== CHALLENGE ==
Provide an exact transcription of all the records.

== RECORD SET ==
━━━

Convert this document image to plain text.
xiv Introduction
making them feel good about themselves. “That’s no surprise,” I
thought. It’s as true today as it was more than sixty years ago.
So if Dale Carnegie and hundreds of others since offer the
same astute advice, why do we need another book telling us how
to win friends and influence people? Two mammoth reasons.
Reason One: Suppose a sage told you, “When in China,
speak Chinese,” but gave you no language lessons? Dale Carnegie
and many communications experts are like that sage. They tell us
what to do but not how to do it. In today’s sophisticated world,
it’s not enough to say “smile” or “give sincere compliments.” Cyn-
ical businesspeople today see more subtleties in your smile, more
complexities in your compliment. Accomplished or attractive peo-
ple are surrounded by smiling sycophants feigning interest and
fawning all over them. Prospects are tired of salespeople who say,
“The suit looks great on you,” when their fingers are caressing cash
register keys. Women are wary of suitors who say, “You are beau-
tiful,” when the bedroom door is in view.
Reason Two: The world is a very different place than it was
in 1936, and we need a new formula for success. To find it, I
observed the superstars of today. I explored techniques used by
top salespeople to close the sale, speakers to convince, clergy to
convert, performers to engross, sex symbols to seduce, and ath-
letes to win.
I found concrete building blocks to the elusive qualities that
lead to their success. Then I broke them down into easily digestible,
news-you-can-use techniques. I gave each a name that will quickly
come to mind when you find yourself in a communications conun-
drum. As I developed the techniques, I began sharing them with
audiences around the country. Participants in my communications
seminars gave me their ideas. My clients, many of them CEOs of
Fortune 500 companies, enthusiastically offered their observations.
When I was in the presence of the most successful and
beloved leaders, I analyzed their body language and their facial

━━━

== ANSWER TO THE TASK ==
Convert this document image to plain text.
xiv Introduction
making them feel good about themselves. “That’s no surprise,” I
thought. It’s as true today as it was more than sixty years ago.
So if Dale Carnegie and hundreds of others since offer the
same astute advice, why do we need another book telling us how
to win friends and influence people? Two mammoth reasons.
Reason One: Suppose a sage told you, “When in China,
speak Chinese,” but gave you no language lessons? Dale Carnegie
and many communications experts are like that sage. They tell us
what to do but not how to do it. In today’s sophisticated world,
it’s not enough to say “smile” or “give sincere compliments.” Cyn-
ical businesspeople today see more subtleties in your smile, more
complexities in your compliment. Accomplished or attractive peo-
ple are surrounded by smiling sycophants feigning interest and
fawning all over them. Prospects are tired of salespeople who say,
“The suit looks great on you,” when their fingers are caressing cash
register keys. Women are wary of suitors who say, “You are beau-
tiful,” when the bedroom door is in view.
Reason Two: The world is a very different place than it was
in 1936, and we need a new formula for success. To find it, I
observed the superstars of today. I explored techniques used by
top salespeople to close the sale, speakers to convince, clergy to
convert, performers to engross, sex symbols to seduce, and ath-
letes to win.
I found concrete building blocks to the elusive qualities that
lead to their success. Then I broke them down into easily digestible,
news-you-can-use techniques. I gave each a name that will quickly
come to mind when you find yourself in a communications conun-
drum. As I developed the techniques, I began sharing them with
audiences around the country. Participants in my communications
seminars gave me their ideas. My clients, many of them CEOs of
Fortune 500 companies, enthusiastically offered their observations.
When I was in the presence of the most successful and
beloved leaders, I analyzed their body language and their facial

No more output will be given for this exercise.